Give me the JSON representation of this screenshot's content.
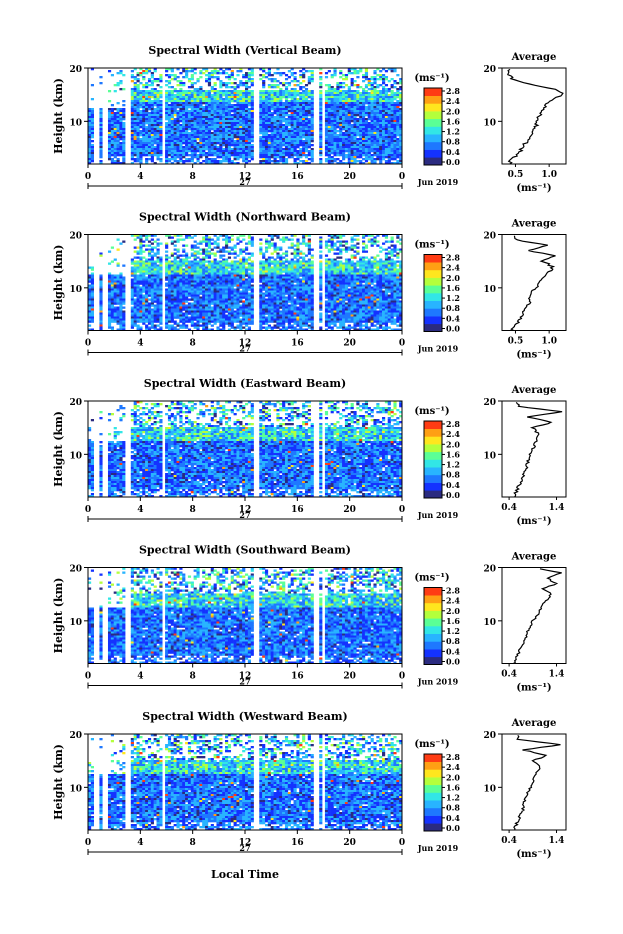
{
  "figure": {
    "xlabel": "Local Time",
    "date_label": "Jun 2019",
    "day_label": "27",
    "ylabel": "Height (km)",
    "colorbar_unit": "(ms⁻¹)",
    "colorbar_ticks": [
      "0.0",
      "0.4",
      "0.8",
      "1.2",
      "1.6",
      "2.0",
      "2.4",
      "2.8"
    ],
    "colorbar_colors": [
      "#2b2b80",
      "#1432ff",
      "#1e78ff",
      "#28b4ff",
      "#32e6e6",
      "#5aff96",
      "#b4ff3c",
      "#ffe61e",
      "#ffa014",
      "#ff3c14"
    ],
    "profile_title": "Average",
    "profile_unit": "(ms⁻¹)"
  },
  "chart_data": [
    {
      "type": "heatmap",
      "title": "Spectral Width (Vertical Beam)",
      "xlim": [
        0,
        24
      ],
      "xticks": [
        "0",
        "4",
        "8",
        "12",
        "16",
        "20",
        "0"
      ],
      "ylim": [
        2,
        20
      ],
      "yticks": [
        "10",
        "20"
      ],
      "gaps_hours": [
        0.7,
        1.3,
        3.0,
        5.8,
        12.9,
        17.4,
        18.0
      ],
      "tropopause_km": 16,
      "profile": {
        "xticks": [
          "0.5",
          "1.0"
        ],
        "xlim": [
          0.3,
          1.25
        ],
        "heights_km": [
          2,
          3,
          4,
          5,
          6,
          7,
          8,
          9,
          10,
          11,
          12,
          13,
          14,
          15,
          16,
          17,
          18,
          19,
          20
        ],
        "values": [
          0.4,
          0.45,
          0.55,
          0.6,
          0.65,
          0.7,
          0.75,
          0.8,
          0.82,
          0.85,
          0.9,
          0.95,
          1.05,
          1.2,
          1.1,
          0.7,
          0.45,
          0.4,
          0.4
        ]
      }
    },
    {
      "type": "heatmap",
      "title": "Spectral Width (Northward Beam)",
      "xlim": [
        0,
        24
      ],
      "xticks": [
        "0",
        "4",
        "8",
        "12",
        "16",
        "20",
        "0"
      ],
      "ylim": [
        2,
        20
      ],
      "yticks": [
        "10",
        "20"
      ],
      "gaps_hours": [
        0.7,
        1.3,
        3.0,
        5.8,
        12.9,
        17.4,
        18.0
      ],
      "tropopause_km": 15,
      "profile": {
        "xticks": [
          "0.5",
          "1.0"
        ],
        "xlim": [
          0.3,
          1.25
        ],
        "heights_km": [
          2,
          3,
          4,
          5,
          6,
          7,
          8,
          9,
          10,
          11,
          12,
          13,
          14,
          15,
          16,
          17,
          18,
          19,
          20
        ],
        "values": [
          0.45,
          0.5,
          0.55,
          0.6,
          0.65,
          0.7,
          0.72,
          0.75,
          0.8,
          0.85,
          0.9,
          1.0,
          1.05,
          0.9,
          1.1,
          0.7,
          1.0,
          0.5,
          0.45
        ]
      }
    },
    {
      "type": "heatmap",
      "title": "Spectral Width (Eastward Beam)",
      "xlim": [
        0,
        24
      ],
      "xticks": [
        "0",
        "4",
        "8",
        "12",
        "16",
        "20",
        "0"
      ],
      "ylim": [
        2,
        20
      ],
      "yticks": [
        "10",
        "20"
      ],
      "gaps_hours": [
        0.7,
        1.3,
        3.0,
        5.8,
        12.9,
        17.4,
        18.0
      ],
      "tropopause_km": 15,
      "profile": {
        "xticks": [
          "0.4",
          "1.4"
        ],
        "xlim": [
          0.25,
          1.6
        ],
        "heights_km": [
          2,
          3,
          4,
          5,
          6,
          7,
          8,
          9,
          10,
          11,
          12,
          13,
          14,
          15,
          16,
          17,
          18,
          19,
          20
        ],
        "values": [
          0.5,
          0.55,
          0.6,
          0.65,
          0.7,
          0.75,
          0.78,
          0.8,
          0.85,
          0.9,
          0.95,
          1.0,
          1.0,
          0.9,
          1.3,
          0.8,
          1.5,
          0.6,
          0.55
        ]
      }
    },
    {
      "type": "heatmap",
      "title": "Spectral Width (Southward Beam)",
      "xlim": [
        0,
        24
      ],
      "xticks": [
        "0",
        "4",
        "8",
        "12",
        "16",
        "20",
        "0"
      ],
      "ylim": [
        2,
        20
      ],
      "yticks": [
        "10",
        "20"
      ],
      "gaps_hours": [
        0.7,
        1.3,
        3.0,
        5.8,
        12.9,
        17.4,
        18.0
      ],
      "tropopause_km": 15,
      "profile": {
        "xticks": [
          "0.4",
          "1.4"
        ],
        "xlim": [
          0.25,
          1.6
        ],
        "heights_km": [
          2,
          3,
          4,
          5,
          6,
          7,
          8,
          9,
          10,
          11,
          12,
          13,
          14,
          15,
          16,
          17,
          18,
          19,
          20
        ],
        "values": [
          0.5,
          0.55,
          0.6,
          0.65,
          0.7,
          0.75,
          0.8,
          0.85,
          0.9,
          1.0,
          1.05,
          1.1,
          1.2,
          1.3,
          1.1,
          1.4,
          1.2,
          1.5,
          0.9
        ]
      }
    },
    {
      "type": "heatmap",
      "title": "Spectral Width (Westward Beam)",
      "xlim": [
        0,
        24
      ],
      "xticks": [
        "0",
        "4",
        "8",
        "12",
        "16",
        "20",
        "0"
      ],
      "ylim": [
        2,
        20
      ],
      "yticks": [
        "10",
        "20"
      ],
      "gaps_hours": [
        0.7,
        1.3,
        3.0,
        5.8,
        12.9,
        17.4,
        18.0
      ],
      "tropopause_km": 15,
      "profile": {
        "xticks": [
          "0.4",
          "1.4"
        ],
        "xlim": [
          0.25,
          1.6
        ],
        "heights_km": [
          2,
          3,
          4,
          5,
          6,
          7,
          8,
          9,
          10,
          11,
          12,
          13,
          14,
          15,
          16,
          17,
          18,
          19,
          20
        ],
        "values": [
          0.5,
          0.55,
          0.6,
          0.65,
          0.7,
          0.72,
          0.75,
          0.8,
          0.85,
          0.9,
          0.95,
          1.0,
          1.05,
          0.9,
          1.2,
          0.7,
          1.5,
          0.6,
          0.55
        ]
      }
    }
  ]
}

▬▬▬

*Written problem*
Leave the pictures out and reproduce each record exactly as written.

*Written solution*
Give me the JSON representation of this screenshot's content.
{
  "figure": {
    "xlabel": "Local Time",
    "date_label": "Jun 2019",
    "day_label": "27",
    "ylabel": "Height (km)",
    "colorbar_unit": "(ms⁻¹)",
    "colorbar_ticks": [
      "0.0",
      "0.4",
      "0.8",
      "1.2",
      "1.6",
      "2.0",
      "2.4",
      "2.8"
    ],
    "colorbar_colors": [
      "#2b2b80",
      "#1432ff",
      "#1e78ff",
      "#28b4ff",
      "#32e6e6",
      "#5aff96",
      "#b4ff3c",
      "#ffe61e",
      "#ffa014",
      "#ff3c14"
    ],
    "profile_title": "Average",
    "profile_unit": "(ms⁻¹)"
  },
  "chart_data": [
    {
      "type": "heatmap",
      "title": "Spectral Width (Vertical Beam)",
      "xlim": [
        0,
        24
      ],
      "xticks": [
        "0",
        "4",
        "8",
        "12",
        "16",
        "20",
        "0"
      ],
      "ylim": [
        2,
        20
      ],
      "yticks": [
        "10",
        "20"
      ],
      "gaps_hours": [
        0.7,
        1.3,
        3.0,
        5.8,
        12.9,
        17.4,
        18.0
      ],
      "tropopause_km": 16,
      "profile": {
        "xticks": [
          "0.5",
          "1.0"
        ],
        "xlim": [
          0.3,
          1.25
        ],
        "heights_km": [
          2,
          3,
          4,
          5,
          6,
          7,
          8,
          9,
          10,
          11,
          12,
          13,
          14,
          15,
          16,
          17,
          18,
          19,
          20
        ],
        "values": [
          0.4,
          0.45,
          0.55,
          0.6,
          0.65,
          0.7,
          0.75,
          0.8,
          0.82,
          0.85,
          0.9,
          0.95,
          1.05,
          1.2,
          1.1,
          0.7,
          0.45,
          0.4,
          0.4
        ]
      }
    },
    {
      "type": "heatmap",
      "title": "Spectral Width (Northward Beam)",
      "xlim": [
        0,
        24
      ],
      "xticks": [
        "0",
        "4",
        "8",
        "12",
        "16",
        "20",
        "0"
      ],
      "ylim": [
        2,
        20
      ],
      "yticks": [
        "10",
        "20"
      ],
      "gaps_hours": [
        0.7,
        1.3,
        3.0,
        5.8,
        12.9,
        17.4,
        18.0
      ],
      "tropopause_km": 15,
      "profile": {
        "xticks": [
          "0.5",
          "1.0"
        ],
        "xlim": [
          0.3,
          1.25
        ],
        "heights_km": [
          2,
          3,
          4,
          5,
          6,
          7,
          8,
          9,
          10,
          11,
          12,
          13,
          14,
          15,
          16,
          17,
          18,
          19,
          20
        ],
        "values": [
          0.45,
          0.5,
          0.55,
          0.6,
          0.65,
          0.7,
          0.72,
          0.75,
          0.8,
          0.85,
          0.9,
          1.0,
          1.05,
          0.9,
          1.1,
          0.7,
          1.0,
          0.5,
          0.45
        ]
      }
    },
    {
      "type": "heatmap",
      "title": "Spectral Width (Eastward Beam)",
      "xlim": [
        0,
        24
      ],
      "xticks": [
        "0",
        "4",
        "8",
        "12",
        "16",
        "20",
        "0"
      ],
      "ylim": [
        2,
        20
      ],
      "yticks": [
        "10",
        "20"
      ],
      "gaps_hours": [
        0.7,
        1.3,
        3.0,
        5.8,
        12.9,
        17.4,
        18.0
      ],
      "tropopause_km": 15,
      "profile": {
        "xticks": [
          "0.4",
          "1.4"
        ],
        "xlim": [
          0.25,
          1.6
        ],
        "heights_km": [
          2,
          3,
          4,
          5,
          6,
          7,
          8,
          9,
          10,
          11,
          12,
          13,
          14,
          15,
          16,
          17,
          18,
          19,
          20
        ],
        "values": [
          0.5,
          0.55,
          0.6,
          0.65,
          0.7,
          0.75,
          0.78,
          0.8,
          0.85,
          0.9,
          0.95,
          1.0,
          1.0,
          0.9,
          1.3,
          0.8,
          1.5,
          0.6,
          0.55
        ]
      }
    },
    {
      "type": "heatmap",
      "title": "Spectral Width (Southward Beam)",
      "xlim": [
        0,
        24
      ],
      "xticks": [
        "0",
        "4",
        "8",
        "12",
        "16",
        "20",
        "0"
      ],
      "ylim": [
        2,
        20
      ],
      "yticks": [
        "10",
        "20"
      ],
      "gaps_hours": [
        0.7,
        1.3,
        3.0,
        5.8,
        12.9,
        17.4,
        18.0
      ],
      "tropopause_km": 15,
      "profile": {
        "xticks": [
          "0.4",
          "1.4"
        ],
        "xlim": [
          0.25,
          1.6
        ],
        "heights_km": [
          2,
          3,
          4,
          5,
          6,
          7,
          8,
          9,
          10,
          11,
          12,
          13,
          14,
          15,
          16,
          17,
          18,
          19,
          20
        ],
        "values": [
          0.5,
          0.55,
          0.6,
          0.65,
          0.7,
          0.75,
          0.8,
          0.85,
          0.9,
          1.0,
          1.05,
          1.1,
          1.2,
          1.3,
          1.1,
          1.4,
          1.2,
          1.5,
          0.9
        ]
      }
    },
    {
      "type": "heatmap",
      "title": "Spectral Width (Westward Beam)",
      "xlim": [
        0,
        24
      ],
      "xticks": [
        "0",
        "4",
        "8",
        "12",
        "16",
        "20",
        "0"
      ],
      "ylim": [
        2,
        20
      ],
      "yticks": [
        "10",
        "20"
      ],
      "gaps_hours": [
        0.7,
        1.3,
        3.0,
        5.8,
        12.9,
        17.4,
        18.0
      ],
      "tropopause_km": 15,
      "profile": {
        "xticks": [
          "0.4",
          "1.4"
        ],
        "xlim": [
          0.25,
          1.6
        ],
        "heights_km": [
          2,
          3,
          4,
          5,
          6,
          7,
          8,
          9,
          10,
          11,
          12,
          13,
          14,
          15,
          16,
          17,
          18,
          19,
          20
        ],
        "values": [
          0.5,
          0.55,
          0.6,
          0.65,
          0.7,
          0.72,
          0.75,
          0.8,
          0.85,
          0.9,
          0.95,
          1.0,
          1.05,
          0.9,
          1.2,
          0.7,
          1.5,
          0.6,
          0.55
        ]
      }
    }
  ]
}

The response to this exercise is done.